**Instructions to follow**
What is the number of lines containing the string "name"? Answer with the number only.

**Input**
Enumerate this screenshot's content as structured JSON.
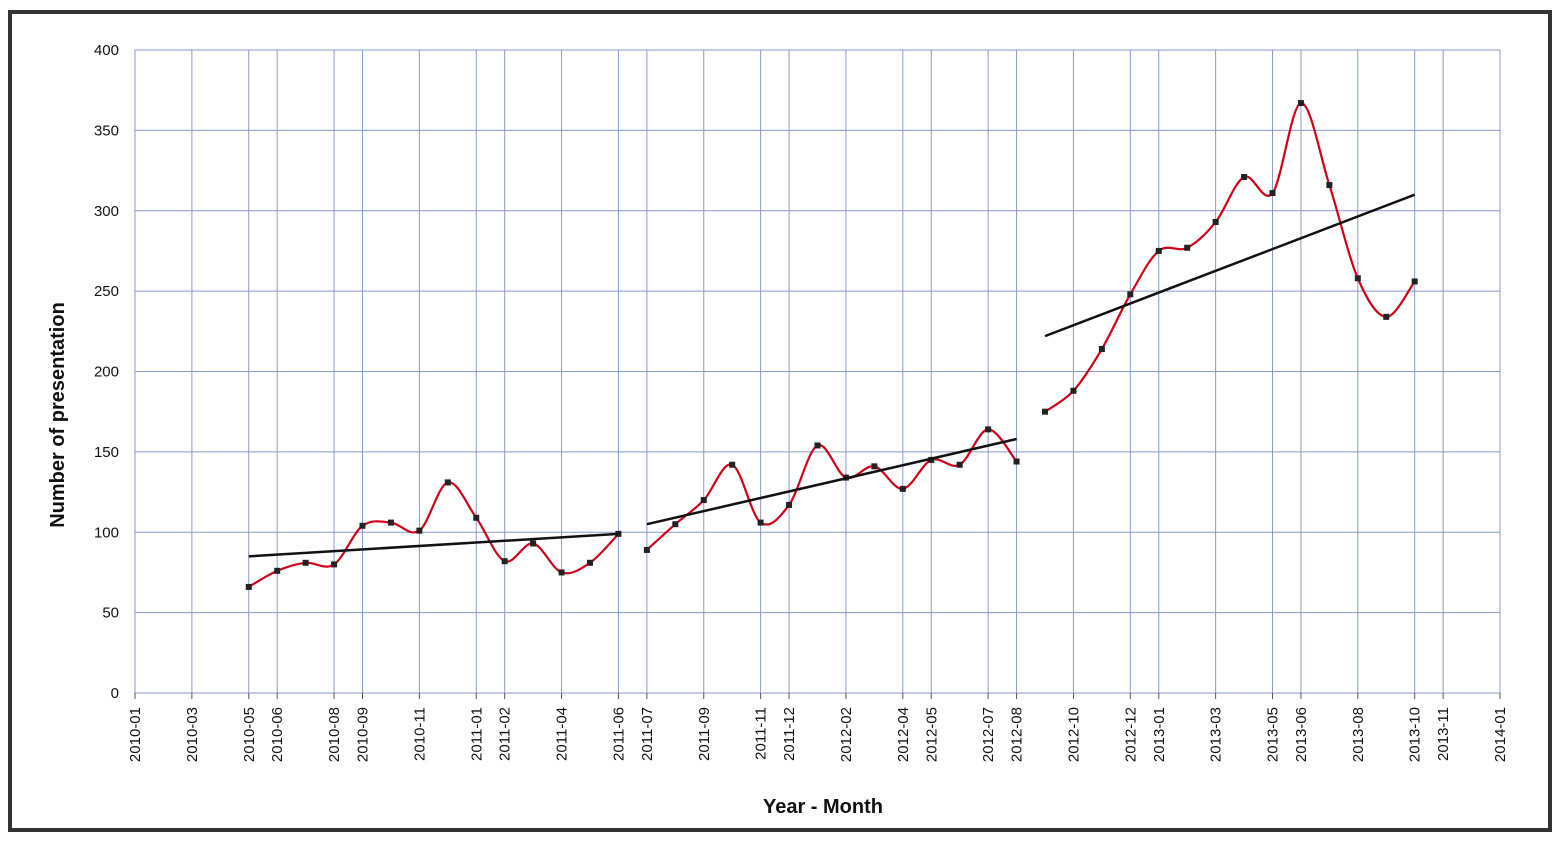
{
  "chart_data": {
    "type": "line",
    "x_label": "Year - Month",
    "y_label": "Number of presentation",
    "xlim": [
      "2010-01",
      "2014-01"
    ],
    "xticks": [
      "2010-01",
      "2010-03",
      "2010-05",
      "2010-06",
      "2010-08",
      "2010-09",
      "2010-11",
      "2011-01",
      "2011-02",
      "2011-04",
      "2011-06",
      "2011-07",
      "2011-09",
      "2011-11",
      "2011-12",
      "2012-02",
      "2012-04",
      "2012-05",
      "2012-07",
      "2012-08",
      "2012-10",
      "2012-12",
      "2013-01",
      "2013-03",
      "2013-05",
      "2013-06",
      "2013-08",
      "2013-10",
      "2013-11",
      "2014-01"
    ],
    "ylim": [
      0,
      400
    ],
    "yticks": [
      0,
      50,
      100,
      150,
      200,
      250,
      300,
      350,
      400
    ],
    "grid": true,
    "series": [
      {
        "color": "#d0021b",
        "smooth": true,
        "markers": true,
        "x": [
          "2010-05",
          "2010-06",
          "2010-07",
          "2010-08",
          "2010-09",
          "2010-10",
          "2010-11",
          "2010-12",
          "2011-01",
          "2011-02",
          "2011-03",
          "2011-04",
          "2011-05",
          "2011-06"
        ],
        "values": [
          66,
          76,
          81,
          80,
          104,
          106,
          101,
          131,
          109,
          82,
          93,
          75,
          81,
          99
        ]
      },
      {
        "color": "#d0021b",
        "smooth": true,
        "markers": true,
        "x": [
          "2011-07",
          "2011-08",
          "2011-09",
          "2011-10",
          "2011-11",
          "2011-12",
          "2012-01",
          "2012-02",
          "2012-03",
          "2012-04",
          "2012-05",
          "2012-06",
          "2012-07",
          "2012-08"
        ],
        "values": [
          89,
          105,
          120,
          142,
          106,
          117,
          154,
          134,
          141,
          127,
          145,
          142,
          164,
          144
        ]
      },
      {
        "color": "#d0021b",
        "smooth": true,
        "markers": true,
        "x": [
          "2012-09",
          "2012-10",
          "2012-11",
          "2012-12",
          "2013-01",
          "2013-02",
          "2013-03",
          "2013-04",
          "2013-05",
          "2013-06",
          "2013-07",
          "2013-08",
          "2013-09",
          "2013-10"
        ],
        "values": [
          175,
          188,
          214,
          248,
          275,
          277,
          293,
          321,
          311,
          367,
          316,
          258,
          234,
          256
        ]
      },
      {
        "color": "#111111",
        "smooth": false,
        "markers": false,
        "x": [
          "2010-05",
          "2011-06"
        ],
        "values": [
          85,
          99
        ]
      },
      {
        "color": "#111111",
        "smooth": false,
        "markers": false,
        "x": [
          "2011-07",
          "2012-08"
        ],
        "values": [
          105,
          158
        ]
      },
      {
        "color": "#111111",
        "smooth": false,
        "markers": false,
        "x": [
          "2012-09",
          "2013-10"
        ],
        "values": [
          222,
          310
        ]
      }
    ]
  }
}
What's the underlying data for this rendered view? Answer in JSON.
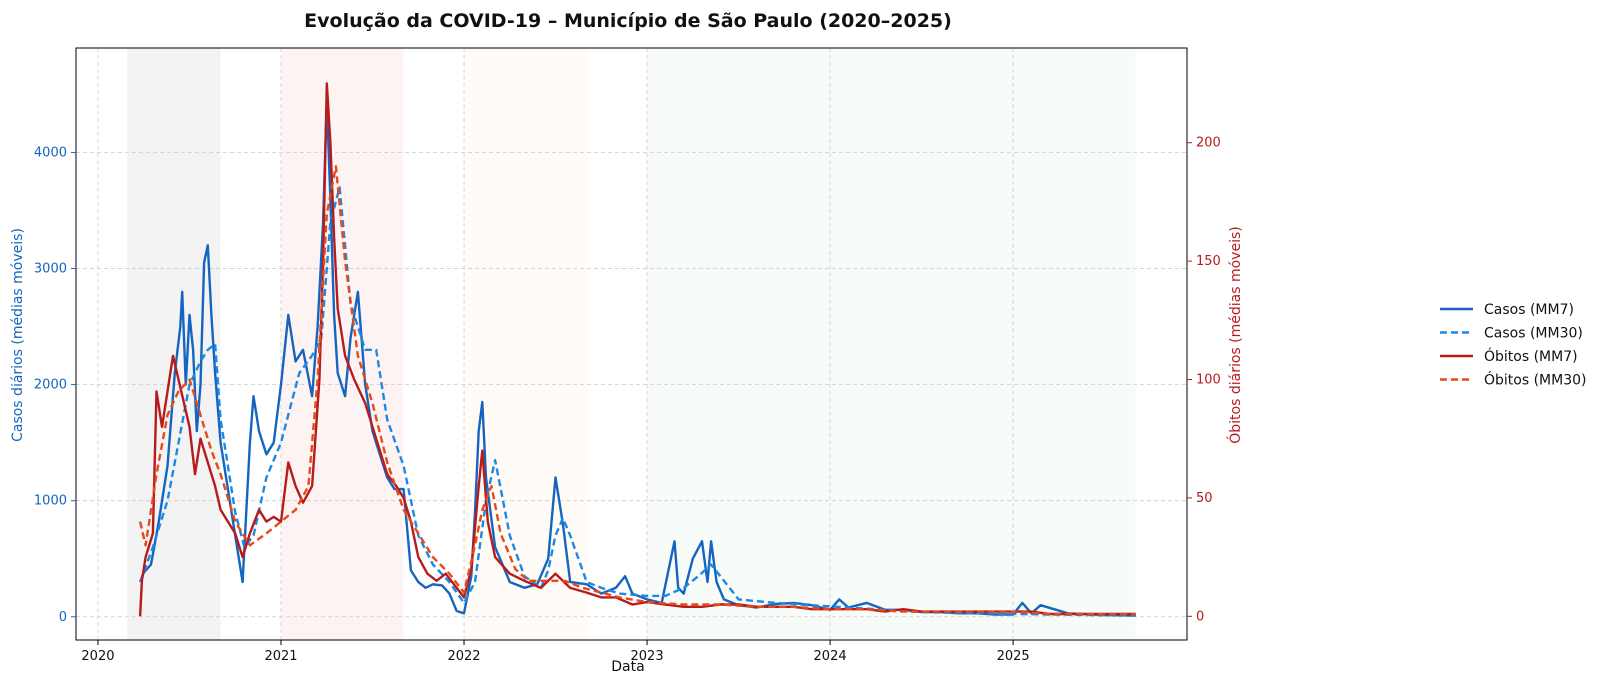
{
  "chart_data": {
    "type": "line",
    "title": "Evolução da COVID-19 – Município de São Paulo (2020–2025)",
    "xlabel": "Data",
    "ylabel_left": "Casos diários (médias móveis)",
    "ylabel_right": "Óbitos diários (médias móveis)",
    "xlim": [
      2019.88,
      2025.95
    ],
    "ylim_left": [
      -200,
      4900
    ],
    "ylim_right": [
      -10,
      240
    ],
    "x_ticks": [
      "2020",
      "2021",
      "2022",
      "2023",
      "2024",
      "2025"
    ],
    "y_ticks_left": [
      0,
      1000,
      2000,
      3000,
      4000
    ],
    "y_ticks_right": [
      0,
      50,
      100,
      150,
      200
    ],
    "grid": true,
    "legend_position": "right",
    "colors": {
      "casos_mm7": "#1565c0",
      "casos_mm30": "#1e88e5",
      "obitos_mm7": "#b71c1c",
      "obitos_mm30": "#e64a19",
      "left_axis": "#1565c0",
      "right_axis": "#b71c1c"
    },
    "shaded_periods": [
      {
        "start": 2020.16,
        "end": 2020.67,
        "color": "#9e9e9e"
      },
      {
        "start": 2021.0,
        "end": 2021.67,
        "color": "#ef9a9a"
      },
      {
        "start": 2022.0,
        "end": 2022.67,
        "color": "#ffe0b2"
      },
      {
        "start": 2023.0,
        "end": 2025.67,
        "color": "#c8e6c9"
      }
    ],
    "series": [
      {
        "name": "Casos (MM7)",
        "axis": "left",
        "style": "solid",
        "x": [
          2020.23,
          2020.25,
          2020.29,
          2020.33,
          2020.38,
          2020.42,
          2020.45,
          2020.46,
          2020.48,
          2020.5,
          2020.52,
          2020.54,
          2020.56,
          2020.58,
          2020.6,
          2020.62,
          2020.64,
          2020.67,
          2020.71,
          2020.75,
          2020.79,
          2020.83,
          2020.85,
          2020.88,
          2020.92,
          2020.96,
          2021.0,
          2021.04,
          2021.08,
          2021.12,
          2021.17,
          2021.2,
          2021.23,
          2021.25,
          2021.27,
          2021.29,
          2021.31,
          2021.35,
          2021.38,
          2021.42,
          2021.46,
          2021.5,
          2021.54,
          2021.58,
          2021.62,
          2021.67,
          2021.71,
          2021.75,
          2021.79,
          2021.83,
          2021.88,
          2021.92,
          2021.96,
          2022.0,
          2022.04,
          2022.06,
          2022.08,
          2022.1,
          2022.12,
          2022.17,
          2022.21,
          2022.25,
          2022.33,
          2022.4,
          2022.46,
          2022.5,
          2022.54,
          2022.58,
          2022.67,
          2022.75,
          2022.83,
          2022.88,
          2022.92,
          2023.0,
          2023.08,
          2023.15,
          2023.17,
          2023.2,
          2023.25,
          2023.3,
          2023.33,
          2023.35,
          2023.38,
          2023.42,
          2023.5,
          2023.6,
          2023.7,
          2023.8,
          2023.9,
          2024.0,
          2024.05,
          2024.1,
          2024.2,
          2024.3,
          2024.4,
          2024.5,
          2024.6,
          2024.7,
          2024.8,
          2024.9,
          2025.0,
          2025.05,
          2025.1,
          2025.15,
          2025.3,
          2025.5,
          2025.67
        ],
        "y": [
          300,
          380,
          450,
          800,
          1300,
          2100,
          2500,
          2800,
          2000,
          2600,
          2300,
          1600,
          2000,
          3050,
          3200,
          2600,
          2100,
          1500,
          1100,
          700,
          300,
          1500,
          1900,
          1600,
          1400,
          1500,
          2000,
          2600,
          2200,
          2300,
          1900,
          2500,
          3400,
          4450,
          3600,
          2600,
          2100,
          1900,
          2400,
          2800,
          2000,
          1600,
          1400,
          1200,
          1100,
          1100,
          400,
          300,
          250,
          280,
          270,
          200,
          50,
          30,
          350,
          900,
          1600,
          1850,
          1200,
          600,
          450,
          300,
          250,
          280,
          500,
          1200,
          800,
          300,
          280,
          200,
          250,
          350,
          200,
          150,
          120,
          650,
          250,
          200,
          500,
          650,
          300,
          650,
          300,
          150,
          100,
          80,
          110,
          120,
          100,
          60,
          150,
          80,
          120,
          60,
          60,
          40,
          40,
          30,
          30,
          20,
          20,
          120,
          30,
          100,
          30,
          15,
          10
        ]
      },
      {
        "name": "Casos (MM30)",
        "axis": "left",
        "style": "dashed",
        "x": [
          2020.23,
          2020.3,
          2020.38,
          2020.44,
          2020.5,
          2020.56,
          2020.6,
          2020.64,
          2020.67,
          2020.71,
          2020.75,
          2020.8,
          2020.85,
          2020.92,
          2021.0,
          2021.05,
          2021.1,
          2021.17,
          2021.22,
          2021.27,
          2021.32,
          2021.38,
          2021.46,
          2021.52,
          2021.58,
          2021.67,
          2021.75,
          2021.83,
          2021.92,
          2022.0,
          2022.06,
          2022.12,
          2022.17,
          2022.25,
          2022.33,
          2022.42,
          2022.46,
          2022.5,
          2022.54,
          2022.58,
          2022.67,
          2022.75,
          2022.85,
          2023.0,
          2023.1,
          2023.2,
          2023.28,
          2023.35,
          2023.4,
          2023.5,
          2023.7,
          2023.9,
          2024.1,
          2024.3,
          2024.5,
          2024.8,
          2025.0,
          2025.2,
          2025.4,
          2025.67
        ],
        "y": [
          300,
          600,
          1000,
          1500,
          2000,
          2200,
          2300,
          2350,
          1700,
          1300,
          900,
          600,
          700,
          1200,
          1500,
          1800,
          2100,
          2250,
          2400,
          3400,
          3700,
          2700,
          2300,
          2300,
          1700,
          1300,
          700,
          450,
          300,
          120,
          300,
          1000,
          1350,
          700,
          350,
          250,
          400,
          700,
          850,
          700,
          300,
          250,
          200,
          180,
          180,
          250,
          350,
          450,
          350,
          150,
          120,
          100,
          80,
          60,
          40,
          30,
          25,
          20,
          15,
          10
        ]
      },
      {
        "name": "Óbitos (MM7)",
        "axis": "right",
        "style": "solid",
        "x": [
          2020.23,
          2020.24,
          2020.26,
          2020.3,
          2020.32,
          2020.35,
          2020.38,
          2020.41,
          2020.44,
          2020.47,
          2020.5,
          2020.53,
          2020.56,
          2020.6,
          2020.64,
          2020.67,
          2020.71,
          2020.75,
          2020.79,
          2020.83,
          2020.88,
          2020.92,
          2020.96,
          2021.0,
          2021.04,
          2021.08,
          2021.12,
          2021.17,
          2021.21,
          2021.23,
          2021.25,
          2021.27,
          2021.29,
          2021.31,
          2021.35,
          2021.4,
          2021.46,
          2021.52,
          2021.58,
          2021.63,
          2021.67,
          2021.71,
          2021.75,
          2021.8,
          2021.85,
          2021.9,
          2021.96,
          2022.0,
          2022.04,
          2022.08,
          2022.1,
          2022.13,
          2022.17,
          2022.25,
          2022.33,
          2022.42,
          2022.5,
          2022.58,
          2022.67,
          2022.75,
          2022.83,
          2022.92,
          2023.0,
          2023.1,
          2023.2,
          2023.3,
          2023.4,
          2023.5,
          2023.6,
          2023.7,
          2023.8,
          2023.9,
          2024.0,
          2024.1,
          2024.2,
          2024.3,
          2024.4,
          2024.5,
          2024.6,
          2024.7,
          2024.8,
          2024.9,
          2025.0,
          2025.1,
          2025.2,
          2025.3,
          2025.5,
          2025.67
        ],
        "y": [
          0,
          15,
          25,
          35,
          95,
          80,
          95,
          110,
          100,
          90,
          80,
          60,
          75,
          65,
          55,
          45,
          40,
          35,
          25,
          35,
          45,
          40,
          42,
          40,
          65,
          55,
          48,
          55,
          100,
          150,
          225,
          200,
          160,
          130,
          110,
          100,
          90,
          75,
          60,
          55,
          50,
          40,
          25,
          18,
          15,
          18,
          12,
          8,
          20,
          55,
          70,
          40,
          25,
          18,
          15,
          12,
          18,
          12,
          10,
          8,
          8,
          5,
          6,
          5,
          4,
          4,
          5,
          5,
          4,
          4,
          4,
          3,
          3,
          3,
          3,
          2,
          3,
          2,
          2,
          2,
          2,
          2,
          2,
          2,
          1,
          1,
          1,
          1
        ]
      },
      {
        "name": "Óbitos (MM30)",
        "axis": "right",
        "style": "dashed",
        "x": [
          2020.23,
          2020.26,
          2020.32,
          2020.38,
          2020.44,
          2020.5,
          2020.56,
          2020.62,
          2020.67,
          2020.75,
          2020.83,
          2020.92,
          2021.0,
          2021.08,
          2021.15,
          2021.2,
          2021.25,
          2021.3,
          2021.35,
          2021.42,
          2021.5,
          2021.58,
          2021.67,
          2021.75,
          2021.83,
          2021.92,
          2022.0,
          2022.06,
          2022.1,
          2022.15,
          2022.2,
          2022.28,
          2022.35,
          2022.45,
          2022.55,
          2022.65,
          2022.75,
          2022.85,
          2023.0,
          2023.2,
          2023.4,
          2023.6,
          2023.8,
          2024.0,
          2024.2,
          2024.4,
          2024.6,
          2024.8,
          2025.0,
          2025.2,
          2025.4,
          2025.67
        ],
        "y": [
          40,
          30,
          60,
          85,
          95,
          100,
          85,
          70,
          60,
          40,
          30,
          35,
          40,
          45,
          55,
          100,
          170,
          190,
          150,
          110,
          90,
          65,
          45,
          35,
          25,
          18,
          10,
          30,
          45,
          55,
          35,
          20,
          15,
          15,
          15,
          12,
          10,
          8,
          6,
          5,
          5,
          4,
          4,
          3,
          3,
          2,
          2,
          2,
          2,
          1,
          1,
          1
        ]
      }
    ]
  }
}
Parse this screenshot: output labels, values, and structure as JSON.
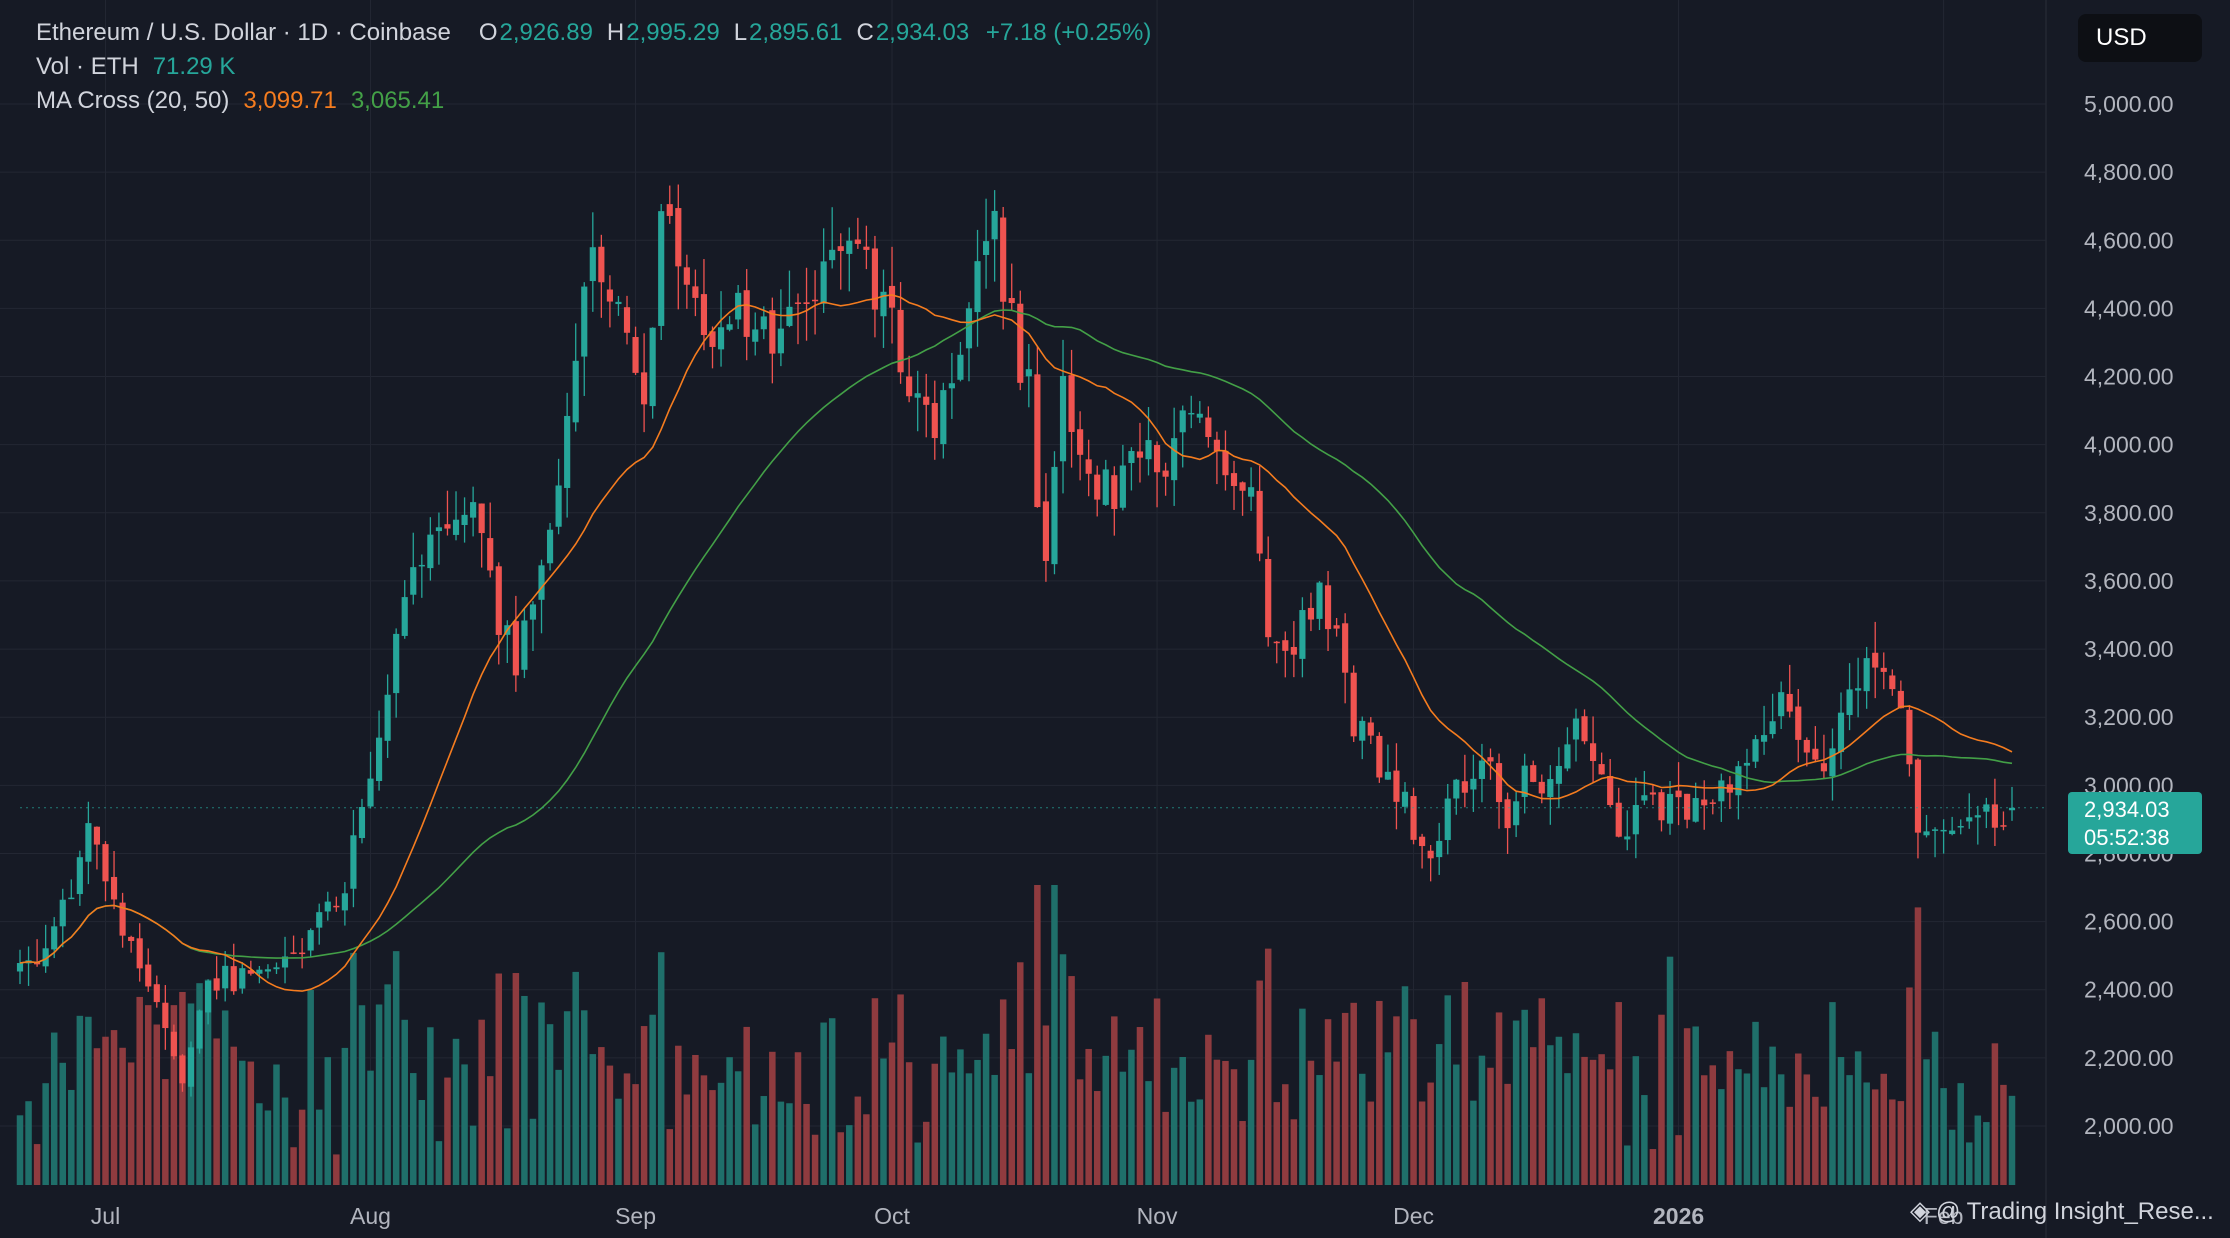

**Correct output**
4